▸ **DATA FOR THIS EXERCISE**:
•••••
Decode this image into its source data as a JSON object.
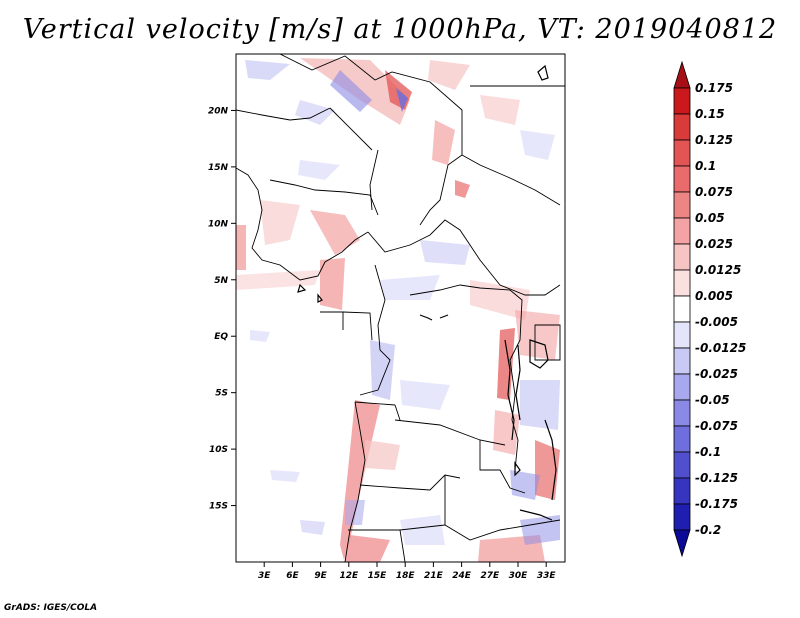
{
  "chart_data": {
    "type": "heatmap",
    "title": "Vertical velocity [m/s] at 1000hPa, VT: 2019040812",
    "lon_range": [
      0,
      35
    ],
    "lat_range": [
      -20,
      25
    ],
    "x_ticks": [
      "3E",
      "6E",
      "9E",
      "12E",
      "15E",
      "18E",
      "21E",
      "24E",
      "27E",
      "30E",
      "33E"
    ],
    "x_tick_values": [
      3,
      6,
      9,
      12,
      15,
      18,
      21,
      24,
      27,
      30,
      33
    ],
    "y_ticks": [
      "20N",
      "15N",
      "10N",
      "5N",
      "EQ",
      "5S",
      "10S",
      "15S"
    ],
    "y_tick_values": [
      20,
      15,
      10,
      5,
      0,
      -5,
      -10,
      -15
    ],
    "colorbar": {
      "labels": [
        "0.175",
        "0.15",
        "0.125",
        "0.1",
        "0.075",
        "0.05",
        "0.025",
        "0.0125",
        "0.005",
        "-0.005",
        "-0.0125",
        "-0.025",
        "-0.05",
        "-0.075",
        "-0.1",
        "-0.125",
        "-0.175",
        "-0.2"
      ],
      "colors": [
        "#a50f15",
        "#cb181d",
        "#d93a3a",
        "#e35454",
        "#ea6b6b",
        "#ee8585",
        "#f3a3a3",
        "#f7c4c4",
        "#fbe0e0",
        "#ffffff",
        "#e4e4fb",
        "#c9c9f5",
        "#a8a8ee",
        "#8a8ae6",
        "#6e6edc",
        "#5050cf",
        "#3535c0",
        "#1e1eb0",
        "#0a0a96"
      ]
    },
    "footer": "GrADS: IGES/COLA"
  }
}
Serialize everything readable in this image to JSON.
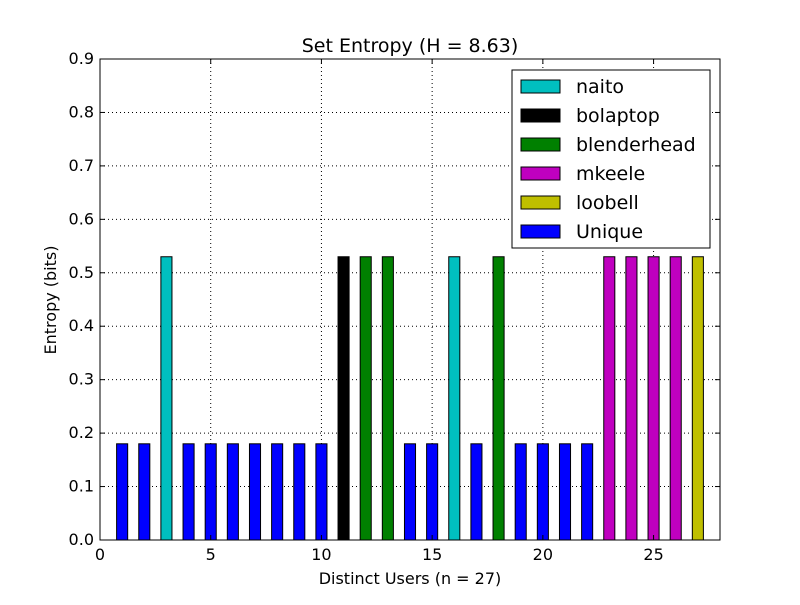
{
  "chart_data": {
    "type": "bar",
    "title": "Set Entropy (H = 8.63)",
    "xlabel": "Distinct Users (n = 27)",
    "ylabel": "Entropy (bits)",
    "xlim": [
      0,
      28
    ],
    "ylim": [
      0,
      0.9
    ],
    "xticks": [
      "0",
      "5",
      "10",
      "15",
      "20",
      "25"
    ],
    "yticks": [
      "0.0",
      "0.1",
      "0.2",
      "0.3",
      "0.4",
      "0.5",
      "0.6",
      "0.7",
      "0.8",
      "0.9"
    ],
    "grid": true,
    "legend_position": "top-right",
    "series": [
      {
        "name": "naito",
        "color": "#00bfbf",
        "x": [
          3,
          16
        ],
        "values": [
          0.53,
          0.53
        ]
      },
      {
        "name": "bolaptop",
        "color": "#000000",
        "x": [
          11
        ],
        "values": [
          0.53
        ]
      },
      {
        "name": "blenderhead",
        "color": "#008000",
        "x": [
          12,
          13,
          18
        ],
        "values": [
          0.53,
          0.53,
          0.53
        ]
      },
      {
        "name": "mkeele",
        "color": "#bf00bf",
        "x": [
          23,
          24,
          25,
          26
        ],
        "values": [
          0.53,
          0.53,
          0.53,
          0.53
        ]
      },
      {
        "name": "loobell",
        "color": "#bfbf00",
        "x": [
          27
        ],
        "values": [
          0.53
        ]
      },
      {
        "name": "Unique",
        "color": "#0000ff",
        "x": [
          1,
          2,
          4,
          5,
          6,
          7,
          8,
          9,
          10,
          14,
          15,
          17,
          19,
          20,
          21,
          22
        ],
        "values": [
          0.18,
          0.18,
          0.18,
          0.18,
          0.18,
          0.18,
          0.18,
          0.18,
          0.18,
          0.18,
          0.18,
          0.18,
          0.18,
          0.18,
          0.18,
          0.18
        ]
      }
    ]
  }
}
•••••
Give only the number of lines in the data that hold the string "name".

6